Written task:
State the count of lines below in which the word "xlabel" appears, and add nothing.
┌─ Information provided
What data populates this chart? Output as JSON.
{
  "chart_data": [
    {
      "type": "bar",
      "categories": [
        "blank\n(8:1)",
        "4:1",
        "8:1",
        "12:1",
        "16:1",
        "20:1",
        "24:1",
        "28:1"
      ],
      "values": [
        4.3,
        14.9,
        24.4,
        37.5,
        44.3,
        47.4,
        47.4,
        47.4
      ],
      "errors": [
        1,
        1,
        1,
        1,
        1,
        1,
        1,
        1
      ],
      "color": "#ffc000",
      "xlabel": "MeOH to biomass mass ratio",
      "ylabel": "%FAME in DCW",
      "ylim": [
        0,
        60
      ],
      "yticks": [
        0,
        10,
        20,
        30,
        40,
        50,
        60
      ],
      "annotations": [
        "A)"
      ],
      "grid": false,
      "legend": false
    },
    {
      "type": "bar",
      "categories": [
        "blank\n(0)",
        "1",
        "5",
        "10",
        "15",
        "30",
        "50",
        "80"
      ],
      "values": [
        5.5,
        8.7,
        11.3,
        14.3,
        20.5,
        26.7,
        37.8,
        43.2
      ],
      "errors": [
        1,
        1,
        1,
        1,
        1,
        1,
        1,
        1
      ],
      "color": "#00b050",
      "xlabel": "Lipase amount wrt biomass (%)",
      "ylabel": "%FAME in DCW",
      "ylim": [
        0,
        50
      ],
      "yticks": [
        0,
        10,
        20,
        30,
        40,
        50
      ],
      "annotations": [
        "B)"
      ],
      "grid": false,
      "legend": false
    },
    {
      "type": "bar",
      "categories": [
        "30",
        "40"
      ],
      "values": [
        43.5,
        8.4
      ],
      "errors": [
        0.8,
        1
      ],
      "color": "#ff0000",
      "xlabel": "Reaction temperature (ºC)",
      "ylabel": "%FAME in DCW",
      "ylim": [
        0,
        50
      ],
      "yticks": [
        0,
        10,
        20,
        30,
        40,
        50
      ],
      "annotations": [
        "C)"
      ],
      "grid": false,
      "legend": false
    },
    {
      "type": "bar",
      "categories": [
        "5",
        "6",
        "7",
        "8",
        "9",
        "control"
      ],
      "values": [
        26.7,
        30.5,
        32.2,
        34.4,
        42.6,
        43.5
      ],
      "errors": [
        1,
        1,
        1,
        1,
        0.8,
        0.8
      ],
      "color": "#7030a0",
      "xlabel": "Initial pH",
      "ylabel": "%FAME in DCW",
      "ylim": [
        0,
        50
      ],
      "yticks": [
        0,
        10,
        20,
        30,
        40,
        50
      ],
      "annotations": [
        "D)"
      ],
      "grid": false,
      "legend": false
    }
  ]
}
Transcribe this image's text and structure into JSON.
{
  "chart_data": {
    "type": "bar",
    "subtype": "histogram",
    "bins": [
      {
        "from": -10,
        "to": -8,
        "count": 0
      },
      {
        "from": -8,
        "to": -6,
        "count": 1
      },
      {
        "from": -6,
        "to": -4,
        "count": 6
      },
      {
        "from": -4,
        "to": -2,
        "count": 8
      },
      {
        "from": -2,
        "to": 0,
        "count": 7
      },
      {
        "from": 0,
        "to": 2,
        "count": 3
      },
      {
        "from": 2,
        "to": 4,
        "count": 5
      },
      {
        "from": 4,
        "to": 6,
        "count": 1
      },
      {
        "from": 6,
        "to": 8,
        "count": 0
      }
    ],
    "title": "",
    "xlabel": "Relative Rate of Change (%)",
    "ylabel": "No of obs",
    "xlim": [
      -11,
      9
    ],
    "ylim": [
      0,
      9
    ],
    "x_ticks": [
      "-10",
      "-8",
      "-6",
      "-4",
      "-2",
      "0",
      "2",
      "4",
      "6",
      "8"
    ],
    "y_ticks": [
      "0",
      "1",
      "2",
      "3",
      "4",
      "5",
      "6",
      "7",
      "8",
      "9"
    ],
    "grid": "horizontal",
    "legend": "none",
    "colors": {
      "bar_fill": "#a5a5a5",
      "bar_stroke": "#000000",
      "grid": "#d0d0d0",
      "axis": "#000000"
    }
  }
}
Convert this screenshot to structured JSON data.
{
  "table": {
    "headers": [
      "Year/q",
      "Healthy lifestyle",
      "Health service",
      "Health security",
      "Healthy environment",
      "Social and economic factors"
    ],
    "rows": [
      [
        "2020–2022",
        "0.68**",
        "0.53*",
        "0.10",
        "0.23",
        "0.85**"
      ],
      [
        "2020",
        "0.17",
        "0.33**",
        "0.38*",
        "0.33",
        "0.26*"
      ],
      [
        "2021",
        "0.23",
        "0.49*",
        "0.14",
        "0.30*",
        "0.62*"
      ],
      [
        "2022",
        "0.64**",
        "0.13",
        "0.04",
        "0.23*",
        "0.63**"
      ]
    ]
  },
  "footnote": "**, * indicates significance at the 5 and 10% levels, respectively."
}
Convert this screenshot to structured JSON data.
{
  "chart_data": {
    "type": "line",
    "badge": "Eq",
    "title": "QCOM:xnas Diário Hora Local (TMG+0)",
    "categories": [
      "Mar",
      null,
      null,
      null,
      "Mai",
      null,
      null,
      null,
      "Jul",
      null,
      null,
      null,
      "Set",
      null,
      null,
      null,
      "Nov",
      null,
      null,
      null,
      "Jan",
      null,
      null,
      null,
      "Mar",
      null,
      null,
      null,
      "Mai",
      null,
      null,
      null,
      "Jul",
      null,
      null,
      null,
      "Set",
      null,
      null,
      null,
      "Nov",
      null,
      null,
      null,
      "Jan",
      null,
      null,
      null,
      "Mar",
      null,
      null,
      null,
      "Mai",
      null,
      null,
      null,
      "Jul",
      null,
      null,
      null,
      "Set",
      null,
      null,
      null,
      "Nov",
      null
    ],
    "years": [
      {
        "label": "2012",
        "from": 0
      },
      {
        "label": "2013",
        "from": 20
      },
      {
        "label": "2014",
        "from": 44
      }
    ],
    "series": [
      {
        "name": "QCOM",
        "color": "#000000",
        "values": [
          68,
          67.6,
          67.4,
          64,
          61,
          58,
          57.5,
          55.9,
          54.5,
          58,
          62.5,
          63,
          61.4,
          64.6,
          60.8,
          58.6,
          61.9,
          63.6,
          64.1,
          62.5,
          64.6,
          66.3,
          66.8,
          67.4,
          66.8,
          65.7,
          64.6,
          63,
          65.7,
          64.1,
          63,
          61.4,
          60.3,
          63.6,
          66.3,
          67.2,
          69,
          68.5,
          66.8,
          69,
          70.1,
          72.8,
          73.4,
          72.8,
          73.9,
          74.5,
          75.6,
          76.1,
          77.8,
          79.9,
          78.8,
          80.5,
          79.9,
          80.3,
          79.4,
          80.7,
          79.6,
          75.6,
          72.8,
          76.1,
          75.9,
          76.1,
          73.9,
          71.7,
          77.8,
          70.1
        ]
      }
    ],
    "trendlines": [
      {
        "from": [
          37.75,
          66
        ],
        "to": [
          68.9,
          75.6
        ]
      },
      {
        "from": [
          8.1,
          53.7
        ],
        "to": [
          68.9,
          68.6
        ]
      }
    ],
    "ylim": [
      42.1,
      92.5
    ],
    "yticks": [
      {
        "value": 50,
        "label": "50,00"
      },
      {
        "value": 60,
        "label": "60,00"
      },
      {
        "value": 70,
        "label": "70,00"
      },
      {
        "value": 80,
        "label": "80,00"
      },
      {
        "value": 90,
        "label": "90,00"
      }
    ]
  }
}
└─
Answer in full:
5